- [DATA IN THIS EXERCISE]
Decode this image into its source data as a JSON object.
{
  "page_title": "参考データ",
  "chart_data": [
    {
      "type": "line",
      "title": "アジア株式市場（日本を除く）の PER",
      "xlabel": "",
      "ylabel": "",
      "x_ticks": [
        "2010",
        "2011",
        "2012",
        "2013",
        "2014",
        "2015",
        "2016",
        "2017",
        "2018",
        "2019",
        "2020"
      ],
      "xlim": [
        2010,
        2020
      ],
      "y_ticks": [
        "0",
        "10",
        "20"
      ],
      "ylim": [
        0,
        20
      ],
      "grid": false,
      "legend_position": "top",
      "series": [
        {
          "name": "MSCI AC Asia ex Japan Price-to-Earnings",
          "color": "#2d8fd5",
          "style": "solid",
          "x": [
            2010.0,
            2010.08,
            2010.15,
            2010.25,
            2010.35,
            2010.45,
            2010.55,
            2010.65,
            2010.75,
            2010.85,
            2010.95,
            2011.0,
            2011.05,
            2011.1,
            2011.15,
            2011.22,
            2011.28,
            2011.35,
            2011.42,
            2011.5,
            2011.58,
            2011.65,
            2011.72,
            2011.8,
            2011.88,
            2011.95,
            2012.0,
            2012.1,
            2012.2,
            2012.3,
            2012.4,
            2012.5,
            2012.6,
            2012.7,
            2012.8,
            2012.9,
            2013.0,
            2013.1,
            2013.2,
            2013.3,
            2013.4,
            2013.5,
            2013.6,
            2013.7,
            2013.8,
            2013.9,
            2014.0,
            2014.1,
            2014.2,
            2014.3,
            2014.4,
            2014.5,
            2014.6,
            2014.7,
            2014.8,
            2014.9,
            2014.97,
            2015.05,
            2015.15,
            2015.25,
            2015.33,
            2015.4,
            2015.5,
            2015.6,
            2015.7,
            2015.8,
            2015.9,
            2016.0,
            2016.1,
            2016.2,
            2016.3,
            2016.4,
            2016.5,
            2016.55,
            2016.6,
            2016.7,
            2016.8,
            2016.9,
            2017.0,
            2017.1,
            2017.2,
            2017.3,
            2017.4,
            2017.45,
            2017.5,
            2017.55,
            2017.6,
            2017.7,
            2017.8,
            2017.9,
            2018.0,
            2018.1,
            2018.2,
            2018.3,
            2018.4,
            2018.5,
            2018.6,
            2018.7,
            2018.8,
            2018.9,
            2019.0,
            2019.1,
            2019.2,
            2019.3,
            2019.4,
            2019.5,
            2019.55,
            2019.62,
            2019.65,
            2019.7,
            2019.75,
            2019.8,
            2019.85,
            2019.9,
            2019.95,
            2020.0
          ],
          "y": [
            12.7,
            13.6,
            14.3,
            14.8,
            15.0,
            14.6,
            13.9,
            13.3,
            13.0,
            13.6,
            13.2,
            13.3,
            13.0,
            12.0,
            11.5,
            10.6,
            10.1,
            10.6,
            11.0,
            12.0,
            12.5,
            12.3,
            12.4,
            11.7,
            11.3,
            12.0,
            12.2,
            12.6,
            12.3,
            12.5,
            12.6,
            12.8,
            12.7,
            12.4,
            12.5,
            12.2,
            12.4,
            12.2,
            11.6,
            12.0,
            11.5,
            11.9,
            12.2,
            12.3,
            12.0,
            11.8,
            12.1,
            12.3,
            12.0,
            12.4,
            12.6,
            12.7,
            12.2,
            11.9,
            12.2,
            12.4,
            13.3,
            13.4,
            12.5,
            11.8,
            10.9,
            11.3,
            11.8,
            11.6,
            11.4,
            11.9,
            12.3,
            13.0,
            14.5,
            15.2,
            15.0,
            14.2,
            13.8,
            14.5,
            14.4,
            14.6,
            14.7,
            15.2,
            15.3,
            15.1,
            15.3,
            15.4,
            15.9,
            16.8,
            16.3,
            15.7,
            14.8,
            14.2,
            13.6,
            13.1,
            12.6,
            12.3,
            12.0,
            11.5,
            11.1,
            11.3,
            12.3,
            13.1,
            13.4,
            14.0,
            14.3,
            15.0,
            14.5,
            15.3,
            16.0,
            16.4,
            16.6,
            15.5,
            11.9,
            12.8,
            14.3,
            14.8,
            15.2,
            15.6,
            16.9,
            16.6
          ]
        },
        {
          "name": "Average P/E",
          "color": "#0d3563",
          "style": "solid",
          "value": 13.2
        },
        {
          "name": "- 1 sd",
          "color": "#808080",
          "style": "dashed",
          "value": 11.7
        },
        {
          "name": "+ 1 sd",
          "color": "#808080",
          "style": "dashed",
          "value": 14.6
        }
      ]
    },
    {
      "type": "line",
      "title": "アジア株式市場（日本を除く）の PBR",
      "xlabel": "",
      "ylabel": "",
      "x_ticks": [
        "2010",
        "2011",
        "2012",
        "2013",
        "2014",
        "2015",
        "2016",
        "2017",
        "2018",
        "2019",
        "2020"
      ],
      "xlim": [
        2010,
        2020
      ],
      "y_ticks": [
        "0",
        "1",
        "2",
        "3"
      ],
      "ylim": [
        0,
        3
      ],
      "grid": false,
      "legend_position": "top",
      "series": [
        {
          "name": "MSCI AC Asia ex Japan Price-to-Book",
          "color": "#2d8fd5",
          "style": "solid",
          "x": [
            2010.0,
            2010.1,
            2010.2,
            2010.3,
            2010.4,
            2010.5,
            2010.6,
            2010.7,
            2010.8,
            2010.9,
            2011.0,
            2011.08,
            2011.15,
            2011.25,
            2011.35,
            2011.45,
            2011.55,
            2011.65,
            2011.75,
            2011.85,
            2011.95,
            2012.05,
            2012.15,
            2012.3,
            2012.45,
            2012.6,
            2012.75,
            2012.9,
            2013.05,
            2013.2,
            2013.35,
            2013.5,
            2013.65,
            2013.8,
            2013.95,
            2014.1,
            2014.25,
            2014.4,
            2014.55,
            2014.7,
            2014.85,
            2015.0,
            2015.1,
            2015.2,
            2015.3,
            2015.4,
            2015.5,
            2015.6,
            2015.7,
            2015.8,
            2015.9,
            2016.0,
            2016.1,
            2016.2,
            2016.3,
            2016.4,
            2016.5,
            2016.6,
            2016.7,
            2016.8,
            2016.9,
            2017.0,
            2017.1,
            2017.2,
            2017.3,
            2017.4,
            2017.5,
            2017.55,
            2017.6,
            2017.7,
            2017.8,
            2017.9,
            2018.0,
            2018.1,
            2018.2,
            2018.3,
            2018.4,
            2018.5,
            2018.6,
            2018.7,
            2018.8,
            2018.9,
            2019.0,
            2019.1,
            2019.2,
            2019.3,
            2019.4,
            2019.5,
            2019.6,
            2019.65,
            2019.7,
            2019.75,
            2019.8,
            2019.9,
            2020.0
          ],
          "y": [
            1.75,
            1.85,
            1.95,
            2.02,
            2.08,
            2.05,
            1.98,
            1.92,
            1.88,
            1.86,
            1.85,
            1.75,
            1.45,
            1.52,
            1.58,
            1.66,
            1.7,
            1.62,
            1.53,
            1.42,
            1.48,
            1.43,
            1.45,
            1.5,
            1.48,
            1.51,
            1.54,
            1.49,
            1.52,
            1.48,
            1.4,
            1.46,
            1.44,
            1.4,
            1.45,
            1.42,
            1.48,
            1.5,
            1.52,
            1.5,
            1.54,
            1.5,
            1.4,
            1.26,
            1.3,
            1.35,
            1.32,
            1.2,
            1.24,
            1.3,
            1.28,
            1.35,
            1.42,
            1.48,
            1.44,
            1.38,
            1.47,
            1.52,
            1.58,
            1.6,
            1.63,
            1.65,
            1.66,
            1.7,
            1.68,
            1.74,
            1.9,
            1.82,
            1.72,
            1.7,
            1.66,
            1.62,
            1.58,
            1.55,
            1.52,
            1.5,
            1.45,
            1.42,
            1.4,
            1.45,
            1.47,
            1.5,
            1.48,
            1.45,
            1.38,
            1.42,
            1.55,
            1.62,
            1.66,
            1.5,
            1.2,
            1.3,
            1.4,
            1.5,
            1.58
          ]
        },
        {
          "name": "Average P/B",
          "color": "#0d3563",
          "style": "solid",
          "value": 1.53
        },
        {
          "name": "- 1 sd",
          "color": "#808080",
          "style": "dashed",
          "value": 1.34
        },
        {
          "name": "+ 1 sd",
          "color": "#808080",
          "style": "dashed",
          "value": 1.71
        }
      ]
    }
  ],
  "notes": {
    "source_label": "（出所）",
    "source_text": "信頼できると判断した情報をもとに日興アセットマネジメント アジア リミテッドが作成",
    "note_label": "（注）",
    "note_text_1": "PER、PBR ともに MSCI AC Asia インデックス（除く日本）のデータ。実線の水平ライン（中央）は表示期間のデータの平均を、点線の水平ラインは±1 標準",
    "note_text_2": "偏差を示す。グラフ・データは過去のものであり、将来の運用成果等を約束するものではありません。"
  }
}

- [SHORT EXERCISE] State the number of lines in the records that contain the string "MSCI", and nothing more.

- [CORRECT RESPONSE] 3